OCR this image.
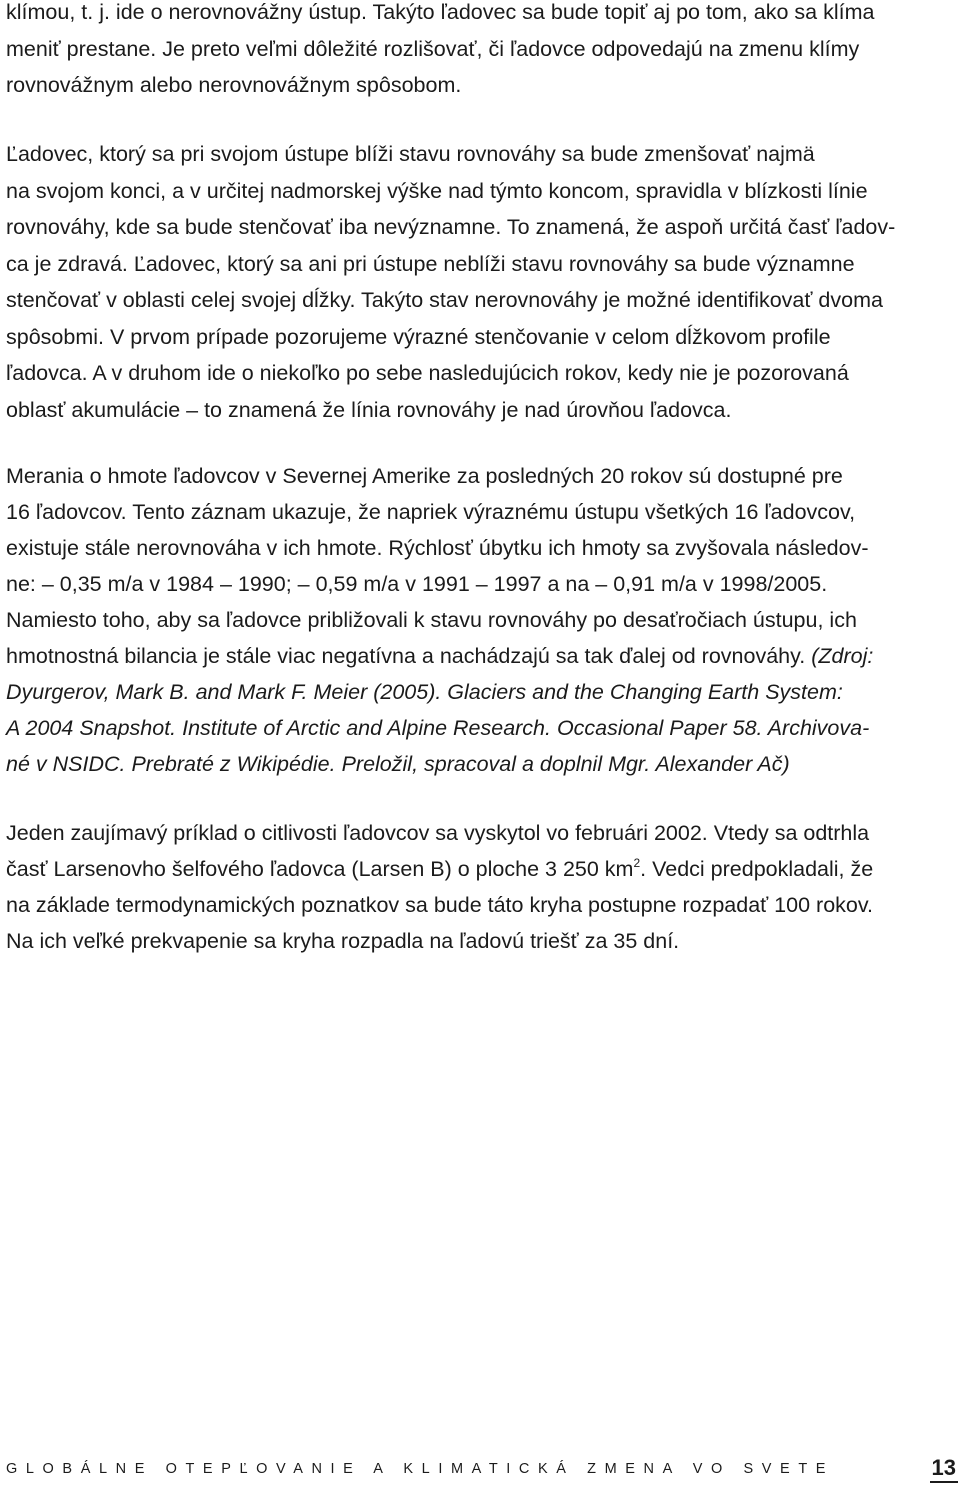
klímou, t. j. ide o nerovnovážny ústup. Takýto ľadovec sa bude topiť aj po tom, ako sa klíma
meniť prestane. Je preto veľmi dôležité rozlišovať, či ľadovce odpovedajú na zmenu klímy
rovnovážnym alebo nerovnovážnym spôsobom.
Ľadovec, ktorý sa pri svojom ústupe blíži stavu rovnováhy sa bude zmenšovať najmä
na svojom konci, a v určitej nadmorskej výške nad týmto koncom, spravidla v blízkosti línie
rovnováhy, kde sa bude stenčovať iba nevýznamne. To znamená, že aspoň určitá časť ľadov-
ca je zdravá. Ľadovec, ktorý sa ani pri ústupe neblíži stavu rovnováhy sa bude významne
stenčovať v oblasti celej svojej dĺžky. Takýto stav nerovnováhy je možné identifikovať dvoma
spôsobmi. V prvom prípade pozorujeme výrazné stenčovanie v celom dĺžkovom profile
ľadovca. A v druhom ide o niekoľko po sebe nasledujúcich rokov, kedy nie je pozorovaná
oblasť akumulácie – to znamená že línia rovnováhy je nad úrovňou ľadovca.
Merania o hmote ľadovcov v Severnej Amerike za posledných 20 rokov sú dostupné pre
16 ľadovcov. Tento záznam ukazuje, že napriek výraznému ústupu všetkých 16 ľadovcov,
existuje stále nerovnováha v ich hmote. Rýchlosť úbytku ich hmoty sa zvyšovala následov-
ne: – 0,35 m/a v 1984 – 1990; – 0,59 m/a v 1991 – 1997 a na – 0,91 m/a v 1998/2005.
Namiesto toho, aby sa ľadovce približovali k stavu rovnováhy po desaťročiach ústupu, ich
hmotnostná bilancia je stále viac negatívna a nachádzajú sa tak ďalej od rovnováhy. (Zdroj:
Dyurgerov, Mark B. and Mark F. Meier (2005). Glaciers and the Changing Earth System:
A 2004 Snapshot. Institute of Arctic and Alpine Research. Occasional Paper 58. Archivova-
né v NSIDC. Prebraté z Wikipédie. Preložil, spracoval a doplnil Mgr. Alexander Ač)
Jeden zaujímavý príklad o citlivosti ľadovcov sa vyskytol vo februári 2002. Vtedy sa odtrhla
časť Larsenovho šelfového ľadovca (Larsen B) o ploche 3 250 $km^2$. Vedci predpokladali, že
na základe termodynamických poznatkov sa bude táto kryha postupne rozpadať 100 rokov.
Na ich veľké prekvapenie sa kryha rozpadla na ľadovú triešť za 35 dní.
GLOBÁLNE OTEPĽOVANIE A KLIMATICKÁ ZMENA VO SVETE	13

= = = = =

▸ Directive
Pictures are to be left out; repeat all the remaining data exactly.

▸ Answer to this task
OCR this image.
klímou, t. j. ide o nerovnovážny ústup. Takýto ľadovec sa bude topiť aj po tom, ako sa klíma
meniť prestane. Je preto veľmi dôležité rozlišovať, či ľadovce odpovedajú na zmenu klímy
rovnovážnym alebo nerovnovážnym spôsobom.
Ľadovec, ktorý sa pri svojom ústupe blíži stavu rovnováhy sa bude zmenšovať najmä
na svojom konci, a v určitej nadmorskej výške nad týmto koncom, spravidla v blízkosti línie
rovnováhy, kde sa bude stenčovať iba nevýznamne. To znamená, že aspoň určitá časť ľadov-
ca je zdravá. Ľadovec, ktorý sa ani pri ústupe neblíži stavu rovnováhy sa bude významne
stenčovať v oblasti celej svojej dĺžky. Takýto stav nerovnováhy je možné identifikovať dvoma
spôsobmi. V prvom prípade pozorujeme výrazné stenčovanie v celom dĺžkovom profile
ľadovca. A v druhom ide o niekoľko po sebe nasledujúcich rokov, kedy nie je pozorovaná
oblasť akumulácie – to znamená že línia rovnováhy je nad úrovňou ľadovca.
Merania o hmote ľadovcov v Severnej Amerike za posledných 20 rokov sú dostupné pre
16 ľadovcov. Tento záznam ukazuje, že napriek výraznému ústupu všetkých 16 ľadovcov,
existuje stále nerovnováha v ich hmote. Rýchlosť úbytku ich hmoty sa zvyšovala následov-
ne: – 0,35 m/a v 1984 – 1990; – 0,59 m/a v 1991 – 1997 a na – 0,91 m/a v 1998/2005.
Namiesto toho, aby sa ľadovce približovali k stavu rovnováhy po desaťročiach ústupu, ich
hmotnostná bilancia je stále viac negatívna a nachádzajú sa tak ďalej od rovnováhy. (Zdroj:
Dyurgerov, Mark B. and Mark F. Meier (2005). Glaciers and the Changing Earth System:
A 2004 Snapshot. Institute of Arctic and Alpine Research. Occasional Paper 58. Archivova-
né v NSIDC. Prebraté z Wikipédie. Preložil, spracoval a doplnil Mgr. Alexander Ač)
Jeden zaujímavý príklad o citlivosti ľadovcov sa vyskytol vo februári 2002. Vtedy sa odtrhla
časť Larsenovho šelfového ľadovca (Larsen B) o ploche 3 250 $km^2$. Vedci predpokladali, že
na základe termodynamických poznatkov sa bude táto kryha postupne rozpadať 100 rokov.
Na ich veľké prekvapenie sa kryha rozpadla na ľadovú triešť za 35 dní.
GLOBÁLNE OTEPĽOVANIE A KLIMATICKÁ ZMENA VO SVETE	13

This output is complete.